Requirements — From the text on the Czech Republic coverage grid, reproduce the passage word for word, starting with "# Prepare list" and going on through "lon_rounded = round(lon, 5)".

Article —
☆ ☆ ☆ ☆
### Goal: Generate a grid of circular coverage areas across the Czech Republic

This cell creates a grid of geographic circles that span the Czech Republic, each representing a 5 km radius area. These circles will later be used to systematically search for businesses within each region.

On the target webpage, we can specify:
- the **code of the business** (e.g., industry or activity type),
- the **location** (latitude and longitude) around which we want to search,
- and the **radius of the search circle** (in kilometers).

The key techniques used in this cell include:
- **Geospatial grid generation** using latitude and longitude spacing
- **Use of `folium`** to visualize the coverage on an interactive map
- **Dynamic filename creation** for storing data associated with each circle
- **Looping and rounding** to ensure consistent grid points


In [8]:
import folium
import math
from geopy.distance import geodesic
import os

# Define bounding box for Czech Republic
min_lat, max_lat = 48.55, 51.06
min_lon, max_lon = 12.09, 18.86

# Define radius and spacing for coverage circles
radius_km = 5
lat_spacing = 0.06  # ~5 km spacing in latitude
lon_spacing = 0.1   # ~5 km spacing in longitude

# Initialize folium map centered on Czech Republic
map_cover_circles = folium.Map(location=[49.8175, 15.4730], zoom_start=7)

# Prepare list to store circle center coordinates and filenames
circle_data = []
data_dir = 'Center files'

# Generate grid of circle centers
lat = min_lat
while lat <= max_lat:
    lon = min_lon
    while lon <= max_lon:
        lat_rounded = round(lat, 5)
        lon_rounded = round(lon, 5)
        center = (lat_rounded, lon_rounded)
        filename = f"center_{lat_rounded},{lon_rounded}.txt"
☆ ☆ ☆ ☆
Data extract —
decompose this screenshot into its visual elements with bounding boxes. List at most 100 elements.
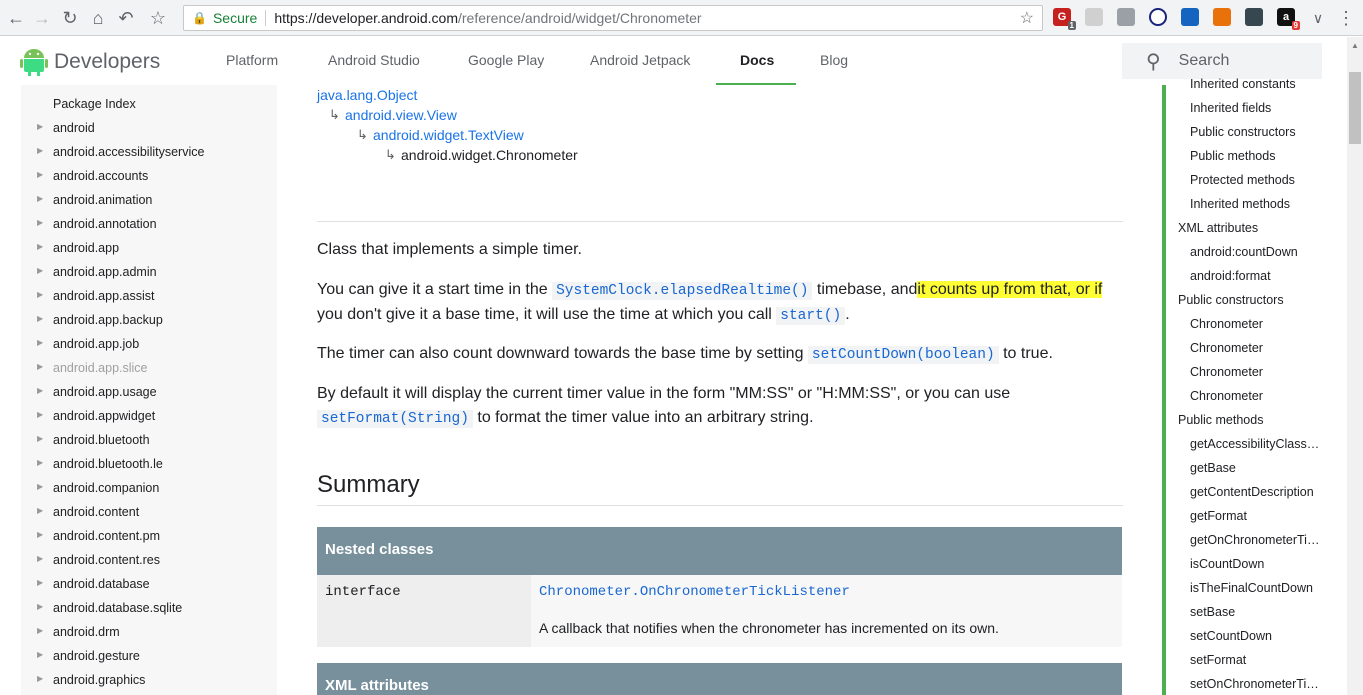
☆ ☆ ☆ ☆
Reply to the task —
# Prepare list to store circle center coordinates and filenames
circle_data = []
data_dir = 'Center files'

# Generate grid of circle centers
lat = min_lat
while lat <= max_lat:
    lon = min_lon
    while lon <= max_lon:
        lat_rounded = round(lat, 5)
        lon_rounded = round(lon, 5)